Collected data
+--

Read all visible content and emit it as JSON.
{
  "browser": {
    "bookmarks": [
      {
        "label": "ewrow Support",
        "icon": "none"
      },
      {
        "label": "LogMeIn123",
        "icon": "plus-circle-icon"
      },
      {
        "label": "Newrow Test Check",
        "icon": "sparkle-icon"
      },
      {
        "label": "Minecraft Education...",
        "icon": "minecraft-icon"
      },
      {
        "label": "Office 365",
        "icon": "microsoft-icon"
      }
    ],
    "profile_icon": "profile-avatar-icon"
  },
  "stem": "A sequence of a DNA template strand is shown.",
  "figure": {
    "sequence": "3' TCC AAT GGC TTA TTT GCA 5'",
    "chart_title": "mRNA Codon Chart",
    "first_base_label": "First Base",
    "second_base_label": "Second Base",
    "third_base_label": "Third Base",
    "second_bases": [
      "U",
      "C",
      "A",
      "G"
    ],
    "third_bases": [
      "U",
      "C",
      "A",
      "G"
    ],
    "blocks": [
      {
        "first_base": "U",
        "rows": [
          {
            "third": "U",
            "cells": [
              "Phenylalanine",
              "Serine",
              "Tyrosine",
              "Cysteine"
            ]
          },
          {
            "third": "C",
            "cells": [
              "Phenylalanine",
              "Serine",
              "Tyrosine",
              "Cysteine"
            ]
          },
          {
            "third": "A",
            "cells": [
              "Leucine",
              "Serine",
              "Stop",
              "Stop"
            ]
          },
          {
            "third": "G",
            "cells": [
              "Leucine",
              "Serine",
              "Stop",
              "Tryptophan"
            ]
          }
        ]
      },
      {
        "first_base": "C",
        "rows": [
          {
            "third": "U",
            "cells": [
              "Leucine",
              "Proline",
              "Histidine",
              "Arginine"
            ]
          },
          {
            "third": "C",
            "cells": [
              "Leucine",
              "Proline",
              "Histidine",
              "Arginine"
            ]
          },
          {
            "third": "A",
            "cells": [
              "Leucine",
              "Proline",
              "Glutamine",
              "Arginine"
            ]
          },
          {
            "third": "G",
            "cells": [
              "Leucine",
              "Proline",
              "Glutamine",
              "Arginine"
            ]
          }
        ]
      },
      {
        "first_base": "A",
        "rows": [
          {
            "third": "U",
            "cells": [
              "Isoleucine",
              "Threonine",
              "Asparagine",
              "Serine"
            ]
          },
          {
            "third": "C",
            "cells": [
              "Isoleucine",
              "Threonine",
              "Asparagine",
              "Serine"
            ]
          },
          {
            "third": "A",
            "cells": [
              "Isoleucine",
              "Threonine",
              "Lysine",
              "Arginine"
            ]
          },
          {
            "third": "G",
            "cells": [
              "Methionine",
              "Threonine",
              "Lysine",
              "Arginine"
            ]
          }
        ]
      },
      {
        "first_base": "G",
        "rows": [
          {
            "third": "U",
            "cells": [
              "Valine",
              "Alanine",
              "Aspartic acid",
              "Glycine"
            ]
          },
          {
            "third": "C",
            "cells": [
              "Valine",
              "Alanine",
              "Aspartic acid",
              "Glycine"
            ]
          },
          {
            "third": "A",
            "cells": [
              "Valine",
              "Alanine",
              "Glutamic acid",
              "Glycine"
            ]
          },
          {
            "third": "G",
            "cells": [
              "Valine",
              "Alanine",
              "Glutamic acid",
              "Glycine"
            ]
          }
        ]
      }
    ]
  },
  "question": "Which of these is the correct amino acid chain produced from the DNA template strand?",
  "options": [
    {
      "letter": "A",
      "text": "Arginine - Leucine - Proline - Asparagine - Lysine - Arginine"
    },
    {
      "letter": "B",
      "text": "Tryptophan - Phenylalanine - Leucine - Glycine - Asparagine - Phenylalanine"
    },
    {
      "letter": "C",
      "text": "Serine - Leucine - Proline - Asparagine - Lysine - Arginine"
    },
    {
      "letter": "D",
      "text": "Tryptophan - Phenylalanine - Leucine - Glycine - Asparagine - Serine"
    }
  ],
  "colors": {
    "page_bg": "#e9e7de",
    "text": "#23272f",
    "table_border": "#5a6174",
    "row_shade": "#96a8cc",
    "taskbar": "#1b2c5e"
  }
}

+--

## Directions for this task:
In the entries above, copy each line that contains the string "template".

## Solution to the exercise:
  "stem": "A sequence of a DNA template strand is shown.",
  "question": "Which of these is the correct amino acid chain produced from the DNA template strand?",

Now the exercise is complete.